**Written task**.
Every entry below should be printed exactly, without its images.

**Data to use**.
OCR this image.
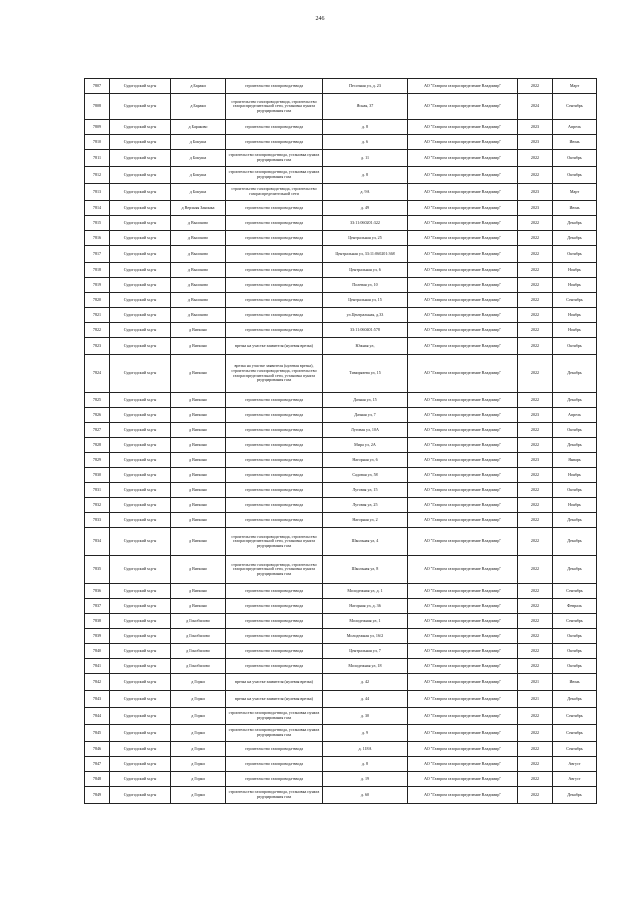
246
7807	Судогодский м.р-н	д Бараки	строительство газопровода-ввода	Песочная ул, д. 23	АО "Газпром газораспределение Владимир"	2022	Март
7808	Судогодский м р-н	д Бараки	строительство газопровода-ввода, строительство газораспределительной сети, установка пункта редуцирования газа	Ясная, 37	АО "Газпром газораспределение Владимир"	2024	Сентябрь
7809	Судогодский м.р-н	д Бараково	строительство газопровода-ввода	д. 8	АО "Газпром газораспределение Владимир"	2023	Апрель
7810	Судогодский м.р-н	д Бокуша	строительство газопровода-ввода	д. 6	АО "Газпром газораспределение Владимир"	2023	Июнь
7811	Судогодский м.р-н	д Бокуша	строительство газопровода-ввода, установка пункта редуцирования газа	д. 11	АО "Газпром газораспределение Владимир"	2022	Октябрь
7812	Судогодский м.р-н	д Бокуша	строительство газопровода-ввода, установка пункта редуцирования газа	д. 8	АО "Газпром газораспределение Владимир"	2022	Октябрь
7813	Судогодский м.р-н	д Бокуша	строительство газопровода-ввода, строительство газораспределительной сети	д. 9А	АО "Газпром газораспределение Владимир"	2023	Март
7814	Судогодский м.р-н	д Верхняя Занинка	строительство газопровода-ввода	д. 49	АО "Газпром газораспределение Владимир"	2023	Июнь
7815	Судогодский м.р-н	д Высоково	строительство газопровода-ввода	33:11:060201:322	АО "Газпром газораспределение Владимир"	2022	Декабрь
7816	Судогодский м.р-н	д Высоково	строительство газопровода-ввода	Центральная ул, 25	АО "Газпром газораспределение Владимир"	2022	Декабрь
7817	Судогодский м.р-н	д Высоково	строительство газопровода-ввода	Центральная ул, 33:11:060201:368	АО "Газпром газораспределение Владимир"	2022	Октябрь
7818	Судогодский м.р-н	д Высоково	строительство газопровода-ввода	Центральная ул, 6	АО "Газпром газораспределение Владимир"	2022	Ноябрь
7819	Судогодский м.р-н	д Высоково	строительство газопровода-ввода	Полевая ул, 10	АО "Газпром газораспределение Владимир"	2022	Ноябрь
7820	Судогодский м.р-н	д Высоково	строительство газопровода-ввода	Центральная ул, 15	АО "Газпром газораспределение Владимир"	2022	Сентябрь
7821	Судогодский м.р-н	д Высоково	строительство газопровода-ввода	ул.Центральная, д.33	АО "Газпром газораспределение Владимир"	2022	Ноябрь
7822	Судогодский м.р-н	д Вяткино	строительство газопровода-ввода	33:11:060401:578	АО "Газпром газораспределение Владимир"	2022	Ноябрь
7823	Судогодский м.р-н	д Вяткино	врезка на участке заявителя (нулевая врезка)	Южная ул,	АО "Газпром газораспределение Владимир"	2022	Октябрь
7824	Судогодский м.р-н	д Вяткино	врезка на участке заявителя (нулевая врезка), строительство газопровода-ввода, строительство газораспределительной сети, установка пункта редуцирования газа	Тимирязева ул, 15	АО "Газпром газораспределение Владимир"	2022	Декабрь
7825	Судогодский м.р-н	д Вяткино	строительство газопровода-ввода	Дачная ул, 15	АО "Газпром газораспределение Владимир"	2022	Декабрь
7826	Судогодский м.р-н	д Вяткино	строительство газопровода-ввода	Дачная ул, 7	АО "Газпром газораспределение Владимир"	2023	Апрель
7827	Судогодский м.р-н	д Вяткино	строительство газопровода-ввода	Луговая ул, 10А	АО "Газпром газораспределение Владимир"	2022	Октябрь
7828	Судогодский м.р-н	д Вяткино	строительство газопровода-ввода	Мира ул, 2А	АО "Газпром газораспределение Владимир"	2022	Декабрь
7829	Судогодский м.р-н	д Вяткино	строительство газопровода-ввода	Нагорная ул, 6	АО "Газпром газораспределение Владимир"	2023	Январь
7830	Судогодский м.р-н	д Вяткино	строительство газопровода-ввода	Садовая ул, 58	АО "Газпром газораспределение Владимир"	2022	Ноябрь
7831	Судогодский м.р-н	д Вяткино	строительство газопровода-ввода	Луговая ул, 15	АО "Газпром газораспределение Владимир"	2022	Октябрь
7832	Судогодский м.р-н	д Вяткино	строительство газопровода-ввода	Луговая ул, 25	АО "Газпром газораспределение Владимир"	2022	Ноябрь
7833	Судогодский м.р-н	д Вяткино	строительство газопровода-ввода	Нагорная ул, 2	АО "Газпром газораспределение Владимир"	2022	Декабрь
7834	Судогодский м.р-н	д Вяткино	строительство газопровода-ввода, строительство газораспределительной сети, установка пункта редуцирования газа	Школьная ул, 4	АО "Газпром газораспределение Владимир"	2022	Декабрь
7835	Судогодский м.р-н	д Вяткино	строительство газопровода-ввода, строительство газораспределительной сети, установка пункта редуцирования газа	Школьная ул, 8	АО "Газпром газораспределение Владимир"	2022	Декабрь
7836	Судогодский м.р-н	д Вяткино	строительство газопровода-ввода	Молодежная ул, д. 1	АО "Газпром газораспределение Владимир"	2022	Сентябрь
7837	Судогодский м.р-н	д Вяткино	строительство газопровода-ввода	Нагорная ул, д. 36	АО "Газпром газораспределение Владимир"	2022	Февраль
7838	Судогодский м.р-н	д Гонобилово	строительство газопровода-ввода	Молодежная ул, 1	АО "Газпром газораспределение Владимир"	2022	Сентябрь
7839	Судогодский м.р-н	д Гонобилово	строительство газопровода-ввода	Молодежная ул, 16/2	АО "Газпром газораспределение Владимир"	2022	Октябрь
7840	Судогодский м.р-н	д Гонобилово	строительство газопровода-ввода	Центральная ул, 7	АО "Газпром газораспределение Владимир"	2022	Октябрь
7841	Судогодский м.р-н	д Гонобилово	строительство газопровода-ввода	Молодежная ул, 18	АО "Газпром газораспределение Владимир"	2022	Октябрь
7842	Судогодский м.р-н	д Горки	врезка на участке заявителя (нулевая врезка)	д. 42	АО "Газпром газораспределение Владимир"	2021	Июнь
7843	Судогодский м.р-н	д Горки	врезка на участке заявителя (нулевая врезка)	д. 44	АО "Газпром газораспределение Владимир"	2021	Декабрь
7844	Судогодский м.р-н	д Горки	строительство газопровода-ввода, установка пункта редуцирования газа	д. 30	АО "Газпром газораспределение Владимир"	2022	Сентябрь
7845	Судогодский м.р-н	д Горки	строительство газопровода-ввода, установка пункта редуцирования газа	д. 9	АО "Газпром газораспределение Владимир"	2022	Сентябрь
7846	Судогодский м.р-н	д Горки	строительство газопровода-ввода	д. 118А	АО "Газпром газораспределение Владимир"	2022	Сентябрь
7847	Судогодский м.р-н	д Горки	строительство газопровода-ввода	д. 8	АО "Газпром газораспределение Владимир"	2022	Август
7848	Судогодский м.р-н	д Горки	строительство газопровода-ввода	д. 19	АО "Газпром газораспределение Владимир"	2022	Август
7849	Судогодский м.р-н	д Горки	строительство газопровода-ввода, установка пункта редуцирования газа	д. 60	АО "Газпром газораспределение Владимир"	2022	Декабрь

**Task result**.
OCR this image.
246
7807	Судогодский м.р-н	д Бараки	строительство газопровода-ввода	Песочная ул, д. 23	АО "Газпром газораспределение Владимир"	2022	Март
7808	Судогодский м р-н	д Бараки	строительство газопровода-ввода, строительство газораспределительной сети, установка пункта редуцирования газа	Ясная, 37	АО "Газпром газораспределение Владимир"	2024	Сентябрь
7809	Судогодский м.р-н	д Бараково	строительство газопровода-ввода	д. 8	АО "Газпром газораспределение Владимир"	2023	Апрель
7810	Судогодский м.р-н	д Бокуша	строительство газопровода-ввода	д. 6	АО "Газпром газораспределение Владимир"	2023	Июнь
7811	Судогодский м.р-н	д Бокуша	строительство газопровода-ввода, установка пункта редуцирования газа	д. 11	АО "Газпром газораспределение Владимир"	2022	Октябрь
7812	Судогодский м.р-н	д Бокуша	строительство газопровода-ввода, установка пункта редуцирования газа	д. 8	АО "Газпром газораспределение Владимир"	2022	Октябрь
7813	Судогодский м.р-н	д Бокуша	строительство газопровода-ввода, строительство газораспределительной сети	д. 9А	АО "Газпром газораспределение Владимир"	2023	Март
7814	Судогодский м.р-н	д Верхняя Занинка	строительство газопровода-ввода	д. 49	АО "Газпром газораспределение Владимир"	2023	Июнь
7815	Судогодский м.р-н	д Высоково	строительство газопровода-ввода	33:11:060201:322	АО "Газпром газораспределение Владимир"	2022	Декабрь
7816	Судогодский м.р-н	д Высоково	строительство газопровода-ввода	Центральная ул, 25	АО "Газпром газораспределение Владимир"	2022	Декабрь
7817	Судогодский м.р-н	д Высоково	строительство газопровода-ввода	Центральная ул, 33:11:060201:368	АО "Газпром газораспределение Владимир"	2022	Октябрь
7818	Судогодский м.р-н	д Высоково	строительство газопровода-ввода	Центральная ул, 6	АО "Газпром газораспределение Владимир"	2022	Ноябрь
7819	Судогодский м.р-н	д Высоково	строительство газопровода-ввода	Полевая ул, 10	АО "Газпром газораспределение Владимир"	2022	Ноябрь
7820	Судогодский м.р-н	д Высоково	строительство газопровода-ввода	Центральная ул, 15	АО "Газпром газораспределение Владимир"	2022	Сентябрь
7821	Судогодский м.р-н	д Высоково	строительство газопровода-ввода	ул.Центральная, д.33	АО "Газпром газораспределение Владимир"	2022	Ноябрь
7822	Судогодский м.р-н	д Вяткино	строительство газопровода-ввода	33:11:060401:578	АО "Газпром газораспределение Владимир"	2022	Ноябрь
7823	Судогодский м.р-н	д Вяткино	врезка на участке заявителя (нулевая врезка)	Южная ул,	АО "Газпром газораспределение Владимир"	2022	Октябрь
7824	Судогодский м.р-н	д Вяткино	врезка на участке заявителя (нулевая врезка), строительство газопровода-ввода, строительство газораспределительной сети, установка пункта редуцирования газа	Тимирязева ул, 15	АО "Газпром газораспределение Владимир"	2022	Декабрь
7825	Судогодский м.р-н	д Вяткино	строительство газопровода-ввода	Дачная ул, 15	АО "Газпром газораспределение Владимир"	2022	Декабрь
7826	Судогодский м.р-н	д Вяткино	строительство газопровода-ввода	Дачная ул, 7	АО "Газпром газораспределение Владимир"	2023	Апрель
7827	Судогодский м.р-н	д Вяткино	строительство газопровода-ввода	Луговая ул, 10А	АО "Газпром газораспределение Владимир"	2022	Октябрь
7828	Судогодский м.р-н	д Вяткино	строительство газопровода-ввода	Мира ул, 2А	АО "Газпром газораспределение Владимир"	2022	Декабрь
7829	Судогодский м.р-н	д Вяткино	строительство газопровода-ввода	Нагорная ул, 6	АО "Газпром газораспределение Владимир"	2023	Январь
7830	Судогодский м.р-н	д Вяткино	строительство газопровода-ввода	Садовая ул, 58	АО "Газпром газораспределение Владимир"	2022	Ноябрь
7831	Судогодский м.р-н	д Вяткино	строительство газопровода-ввода	Луговая ул, 15	АО "Газпром газораспределение Владимир"	2022	Октябрь
7832	Судогодский м.р-н	д Вяткино	строительство газопровода-ввода	Луговая ул, 25	АО "Газпром газораспределение Владимир"	2022	Ноябрь
7833	Судогодский м.р-н	д Вяткино	строительство газопровода-ввода	Нагорная ул, 2	АО "Газпром газораспределение Владимир"	2022	Декабрь
7834	Судогодский м.р-н	д Вяткино	строительство газопровода-ввода, строительство газораспределительной сети, установка пункта редуцирования газа	Школьная ул, 4	АО "Газпром газораспределение Владимир"	2022	Декабрь
7835	Судогодский м.р-н	д Вяткино	строительство газопровода-ввода, строительство газораспределительной сети, установка пункта редуцирования газа	Школьная ул, 8	АО "Газпром газораспределение Владимир"	2022	Декабрь
7836	Судогодский м.р-н	д Вяткино	строительство газопровода-ввода	Молодежная ул, д. 1	АО "Газпром газораспределение Владимир"	2022	Сентябрь
7837	Судогодский м.р-н	д Вяткино	строительство газопровода-ввода	Нагорная ул, д. 36	АО "Газпром газораспределение Владимир"	2022	Февраль
7838	Судогодский м.р-н	д Гонобилово	строительство газопровода-ввода	Молодежная ул, 1	АО "Газпром газораспределение Владимир"	2022	Сентябрь
7839	Судогодский м.р-н	д Гонобилово	строительство газопровода-ввода	Молодежная ул, 16/2	АО "Газпром газораспределение Владимир"	2022	Октябрь
7840	Судогодский м.р-н	д Гонобилово	строительство газопровода-ввода	Центральная ул, 7	АО "Газпром газораспределение Владимир"	2022	Октябрь
7841	Судогодский м.р-н	д Гонобилово	строительство газопровода-ввода	Молодежная ул, 18	АО "Газпром газораспределение Владимир"	2022	Октябрь
7842	Судогодский м.р-н	д Горки	врезка на участке заявителя (нулевая врезка)	д. 42	АО "Газпром газораспределение Владимир"	2021	Июнь
7843	Судогодский м.р-н	д Горки	врезка на участке заявителя (нулевая врезка)	д. 44	АО "Газпром газораспределение Владимир"	2021	Декабрь
7844	Судогодский м.р-н	д Горки	строительство газопровода-ввода, установка пункта редуцирования газа	д. 30	АО "Газпром газораспределение Владимир"	2022	Сентябрь
7845	Судогодский м.р-н	д Горки	строительство газопровода-ввода, установка пункта редуцирования газа	д. 9	АО "Газпром газораспределение Владимир"	2022	Сентябрь
7846	Судогодский м.р-н	д Горки	строительство газопровода-ввода	д. 118А	АО "Газпром газораспределение Владимир"	2022	Сентябрь
7847	Судогодский м.р-н	д Горки	строительство газопровода-ввода	д. 8	АО "Газпром газораспределение Владимир"	2022	Август
7848	Судогодский м.р-н	д Горки	строительство газопровода-ввода	д. 19	АО "Газпром газораспределение Владимир"	2022	Август
7849	Судогодский м.р-н	д Горки	строительство газопровода-ввода, установка пункта редуцирования газа	д. 60	АО "Газпром газораспределение Владимир"	2022	Декабрь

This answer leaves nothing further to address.